▼

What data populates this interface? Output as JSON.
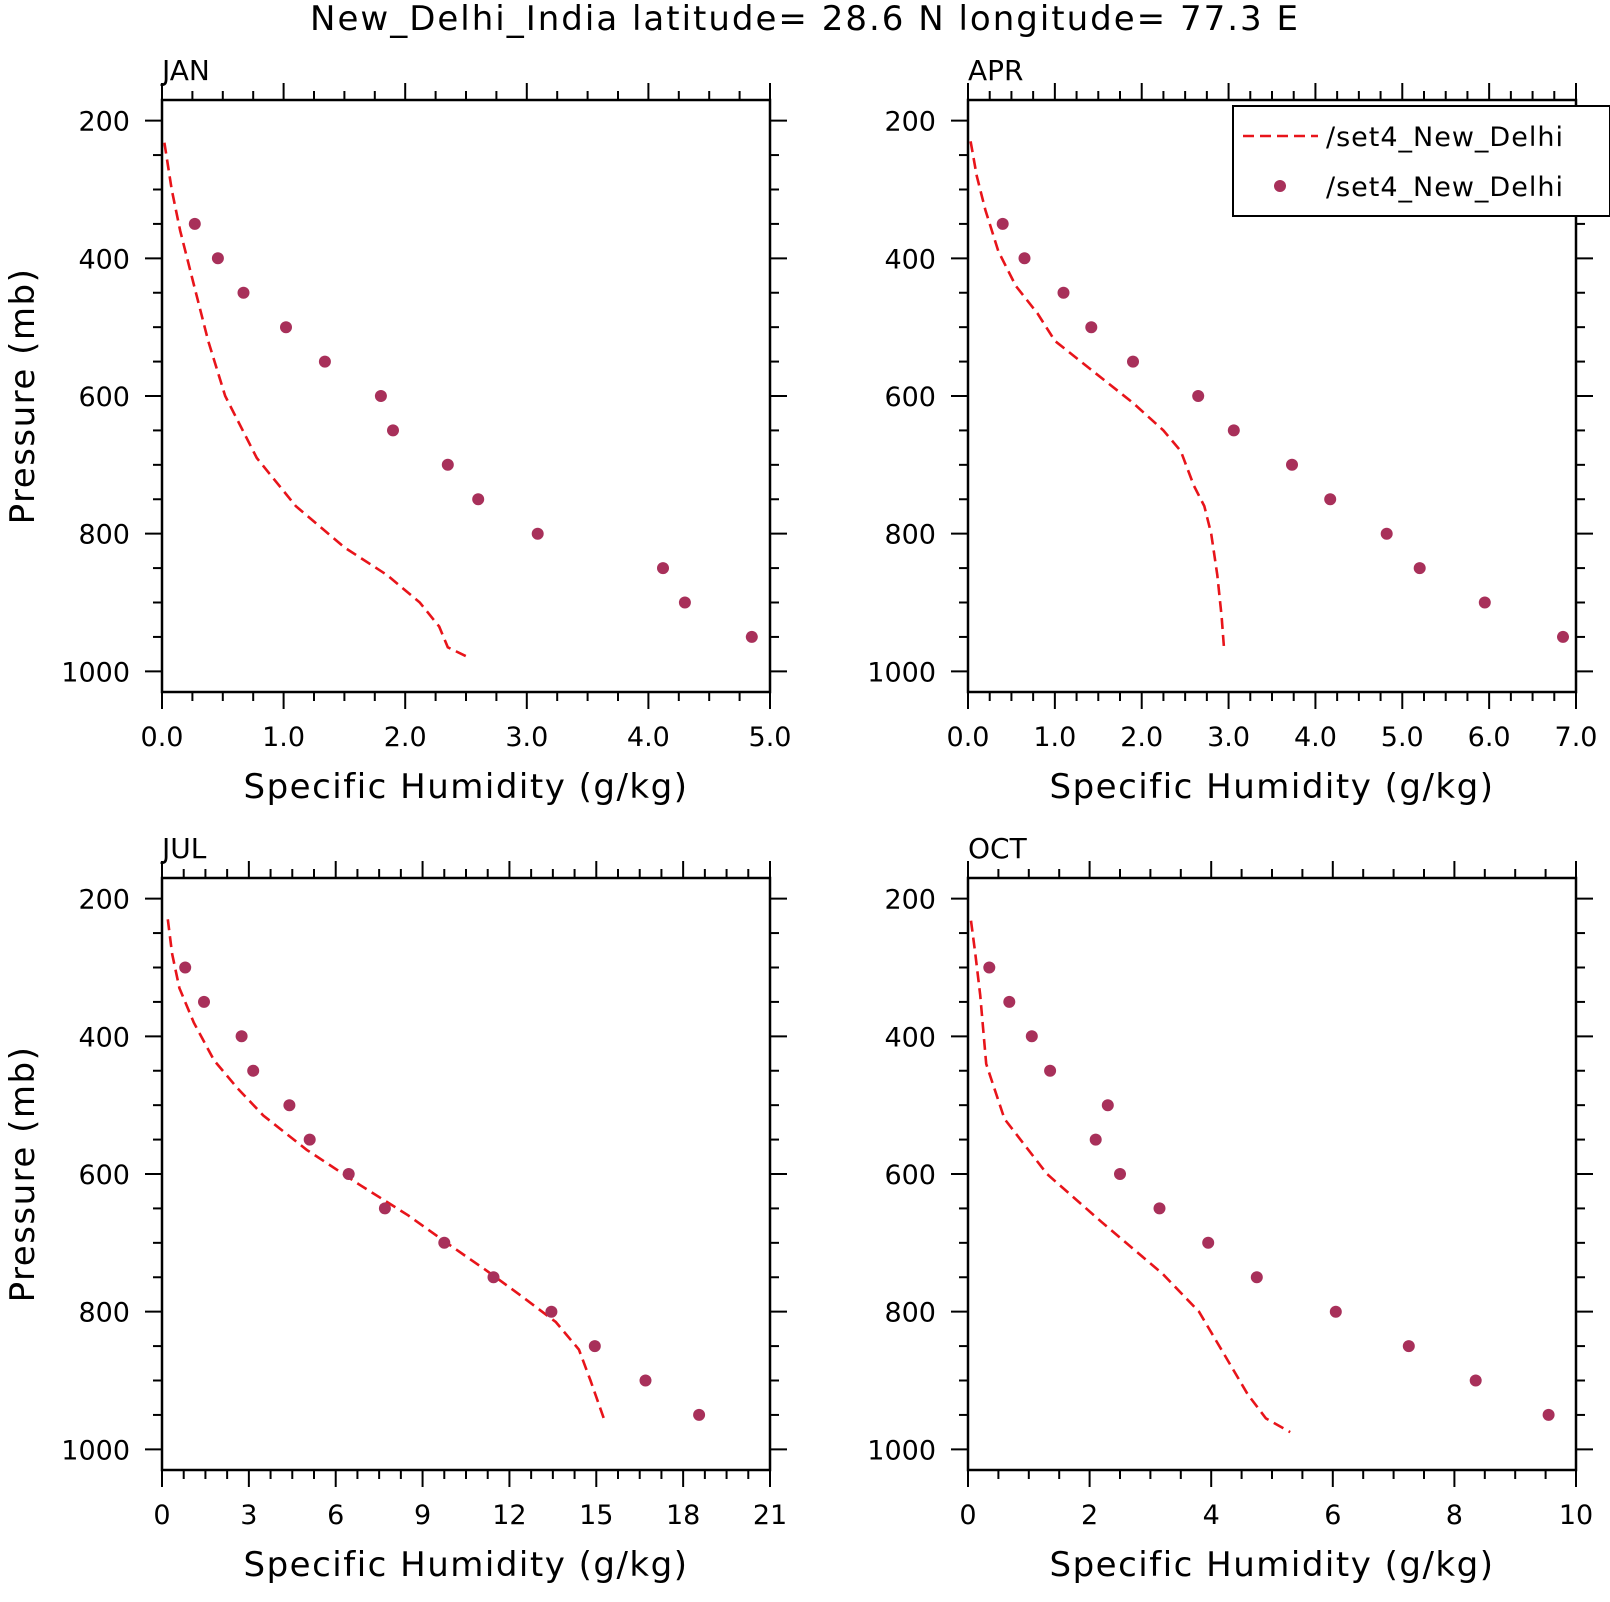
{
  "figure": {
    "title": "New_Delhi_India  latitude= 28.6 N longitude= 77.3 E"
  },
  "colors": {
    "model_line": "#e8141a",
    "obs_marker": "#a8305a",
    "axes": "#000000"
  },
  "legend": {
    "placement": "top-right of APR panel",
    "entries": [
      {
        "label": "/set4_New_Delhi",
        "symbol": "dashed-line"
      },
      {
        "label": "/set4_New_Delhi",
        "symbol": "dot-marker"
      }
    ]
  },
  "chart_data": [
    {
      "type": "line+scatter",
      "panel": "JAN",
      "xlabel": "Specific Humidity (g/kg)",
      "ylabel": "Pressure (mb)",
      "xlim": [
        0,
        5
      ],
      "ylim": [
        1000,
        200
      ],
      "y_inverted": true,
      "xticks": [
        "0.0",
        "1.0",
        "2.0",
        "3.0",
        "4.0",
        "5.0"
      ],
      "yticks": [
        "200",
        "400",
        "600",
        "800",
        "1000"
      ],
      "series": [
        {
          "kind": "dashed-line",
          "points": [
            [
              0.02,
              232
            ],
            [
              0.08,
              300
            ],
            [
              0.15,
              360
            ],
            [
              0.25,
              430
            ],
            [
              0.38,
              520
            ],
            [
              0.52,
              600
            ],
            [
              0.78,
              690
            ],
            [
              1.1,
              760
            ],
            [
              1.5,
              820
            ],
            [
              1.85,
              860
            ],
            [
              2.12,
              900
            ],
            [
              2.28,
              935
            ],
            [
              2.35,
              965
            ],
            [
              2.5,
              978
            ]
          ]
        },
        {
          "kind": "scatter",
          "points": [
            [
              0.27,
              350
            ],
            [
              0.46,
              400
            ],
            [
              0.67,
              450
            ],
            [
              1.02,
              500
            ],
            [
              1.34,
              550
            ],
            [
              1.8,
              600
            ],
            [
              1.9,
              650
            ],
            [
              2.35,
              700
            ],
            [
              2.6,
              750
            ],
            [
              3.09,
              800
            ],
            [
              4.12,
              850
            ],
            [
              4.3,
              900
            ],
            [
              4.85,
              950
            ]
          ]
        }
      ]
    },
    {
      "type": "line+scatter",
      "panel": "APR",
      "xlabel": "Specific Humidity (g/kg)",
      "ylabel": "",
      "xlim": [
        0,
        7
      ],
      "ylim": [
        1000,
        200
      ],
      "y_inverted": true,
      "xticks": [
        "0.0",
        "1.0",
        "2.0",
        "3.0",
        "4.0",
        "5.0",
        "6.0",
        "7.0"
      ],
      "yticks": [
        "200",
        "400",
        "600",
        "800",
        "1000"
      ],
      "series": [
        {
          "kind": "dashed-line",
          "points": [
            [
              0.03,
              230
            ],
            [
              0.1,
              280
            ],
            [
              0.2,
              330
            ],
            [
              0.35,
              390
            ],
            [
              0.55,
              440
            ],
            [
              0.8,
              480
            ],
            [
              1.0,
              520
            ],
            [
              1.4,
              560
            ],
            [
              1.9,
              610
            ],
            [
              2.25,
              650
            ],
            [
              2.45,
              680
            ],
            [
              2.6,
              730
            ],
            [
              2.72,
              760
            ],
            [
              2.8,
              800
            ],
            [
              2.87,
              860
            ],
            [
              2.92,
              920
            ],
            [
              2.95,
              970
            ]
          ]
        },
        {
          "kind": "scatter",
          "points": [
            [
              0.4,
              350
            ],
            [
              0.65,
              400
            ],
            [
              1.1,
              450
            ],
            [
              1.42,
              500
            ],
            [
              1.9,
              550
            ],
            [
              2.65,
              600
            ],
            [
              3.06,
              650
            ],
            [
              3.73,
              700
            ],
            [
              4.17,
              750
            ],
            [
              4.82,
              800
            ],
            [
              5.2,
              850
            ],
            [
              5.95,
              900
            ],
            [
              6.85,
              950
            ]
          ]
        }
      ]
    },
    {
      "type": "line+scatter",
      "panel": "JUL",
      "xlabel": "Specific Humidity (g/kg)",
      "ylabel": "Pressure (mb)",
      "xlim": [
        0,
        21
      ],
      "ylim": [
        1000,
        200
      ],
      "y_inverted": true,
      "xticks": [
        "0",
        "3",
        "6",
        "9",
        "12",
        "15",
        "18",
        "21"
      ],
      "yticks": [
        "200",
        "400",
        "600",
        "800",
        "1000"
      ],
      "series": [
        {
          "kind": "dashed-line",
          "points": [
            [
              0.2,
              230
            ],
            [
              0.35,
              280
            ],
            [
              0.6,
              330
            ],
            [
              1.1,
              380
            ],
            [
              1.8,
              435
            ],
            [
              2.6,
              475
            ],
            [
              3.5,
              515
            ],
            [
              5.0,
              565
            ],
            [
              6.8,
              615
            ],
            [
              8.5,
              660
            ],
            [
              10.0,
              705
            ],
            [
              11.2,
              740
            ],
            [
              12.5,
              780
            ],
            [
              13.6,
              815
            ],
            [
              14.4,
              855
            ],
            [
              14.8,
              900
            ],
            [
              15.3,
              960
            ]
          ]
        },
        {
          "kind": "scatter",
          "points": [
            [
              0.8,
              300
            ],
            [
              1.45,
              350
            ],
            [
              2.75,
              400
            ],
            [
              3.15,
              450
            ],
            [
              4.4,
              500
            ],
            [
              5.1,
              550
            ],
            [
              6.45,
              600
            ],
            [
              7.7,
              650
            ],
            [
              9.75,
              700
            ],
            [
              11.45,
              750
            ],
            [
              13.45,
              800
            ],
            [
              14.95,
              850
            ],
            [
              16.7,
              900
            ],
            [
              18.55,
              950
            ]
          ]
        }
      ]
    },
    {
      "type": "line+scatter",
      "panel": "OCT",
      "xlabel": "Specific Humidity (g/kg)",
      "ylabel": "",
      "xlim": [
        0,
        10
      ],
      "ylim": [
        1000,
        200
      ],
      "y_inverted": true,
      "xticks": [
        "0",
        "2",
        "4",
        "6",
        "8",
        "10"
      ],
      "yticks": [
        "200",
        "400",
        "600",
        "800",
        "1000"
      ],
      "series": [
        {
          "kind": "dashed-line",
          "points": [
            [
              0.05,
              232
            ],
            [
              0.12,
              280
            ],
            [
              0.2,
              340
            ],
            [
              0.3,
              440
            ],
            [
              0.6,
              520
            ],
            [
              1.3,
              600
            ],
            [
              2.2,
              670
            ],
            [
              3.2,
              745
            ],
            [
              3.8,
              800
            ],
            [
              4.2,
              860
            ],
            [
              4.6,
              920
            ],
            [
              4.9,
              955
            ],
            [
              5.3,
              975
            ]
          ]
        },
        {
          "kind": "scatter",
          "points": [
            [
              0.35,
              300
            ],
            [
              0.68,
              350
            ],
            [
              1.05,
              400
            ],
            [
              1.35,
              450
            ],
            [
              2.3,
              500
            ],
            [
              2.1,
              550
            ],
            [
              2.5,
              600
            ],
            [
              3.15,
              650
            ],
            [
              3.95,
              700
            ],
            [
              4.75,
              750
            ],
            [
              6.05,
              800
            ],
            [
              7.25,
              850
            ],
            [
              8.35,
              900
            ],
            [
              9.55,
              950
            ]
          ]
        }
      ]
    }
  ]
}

▲
▼

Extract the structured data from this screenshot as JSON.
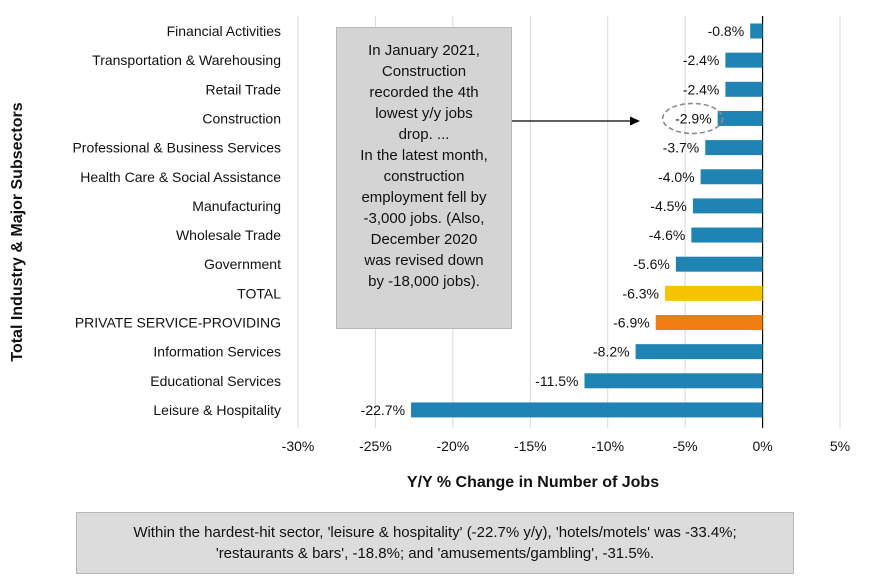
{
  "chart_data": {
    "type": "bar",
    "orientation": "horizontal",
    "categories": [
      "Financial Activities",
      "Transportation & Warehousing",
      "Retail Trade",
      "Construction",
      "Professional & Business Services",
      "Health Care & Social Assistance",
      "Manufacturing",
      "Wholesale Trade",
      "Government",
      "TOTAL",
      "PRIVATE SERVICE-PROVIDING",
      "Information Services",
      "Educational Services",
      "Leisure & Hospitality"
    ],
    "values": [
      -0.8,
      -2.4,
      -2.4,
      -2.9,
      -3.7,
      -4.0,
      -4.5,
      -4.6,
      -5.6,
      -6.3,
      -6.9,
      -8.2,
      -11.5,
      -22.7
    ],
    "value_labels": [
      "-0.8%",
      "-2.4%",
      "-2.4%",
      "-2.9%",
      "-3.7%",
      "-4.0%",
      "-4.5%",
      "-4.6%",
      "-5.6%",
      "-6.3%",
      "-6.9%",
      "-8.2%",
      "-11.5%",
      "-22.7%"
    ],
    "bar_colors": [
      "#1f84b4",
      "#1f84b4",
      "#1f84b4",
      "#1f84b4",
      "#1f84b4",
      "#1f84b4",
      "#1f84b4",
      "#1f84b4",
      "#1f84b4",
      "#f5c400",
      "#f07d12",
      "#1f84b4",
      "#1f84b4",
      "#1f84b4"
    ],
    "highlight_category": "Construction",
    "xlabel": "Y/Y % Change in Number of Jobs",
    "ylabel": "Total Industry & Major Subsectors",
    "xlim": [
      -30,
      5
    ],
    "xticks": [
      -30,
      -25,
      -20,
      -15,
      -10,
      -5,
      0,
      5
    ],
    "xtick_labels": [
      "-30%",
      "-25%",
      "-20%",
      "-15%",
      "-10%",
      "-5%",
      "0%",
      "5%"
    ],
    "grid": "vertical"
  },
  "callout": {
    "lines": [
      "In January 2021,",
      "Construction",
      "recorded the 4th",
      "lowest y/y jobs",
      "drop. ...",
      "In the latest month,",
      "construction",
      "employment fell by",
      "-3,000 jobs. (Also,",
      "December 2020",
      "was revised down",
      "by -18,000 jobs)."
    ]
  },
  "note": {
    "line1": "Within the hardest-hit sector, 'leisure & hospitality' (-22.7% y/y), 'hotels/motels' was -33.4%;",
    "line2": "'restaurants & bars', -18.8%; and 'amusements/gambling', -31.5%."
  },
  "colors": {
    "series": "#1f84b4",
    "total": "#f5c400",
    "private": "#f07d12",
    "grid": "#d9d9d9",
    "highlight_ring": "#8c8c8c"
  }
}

▲

What to work on - Look through the material above and pick out each line holding the word "panel".

Answer -
    "placement": "top-right of APR panel",
      "panel": "JAN",
      "panel": "APR",
      "panel": "JUL",
      "panel": "OCT",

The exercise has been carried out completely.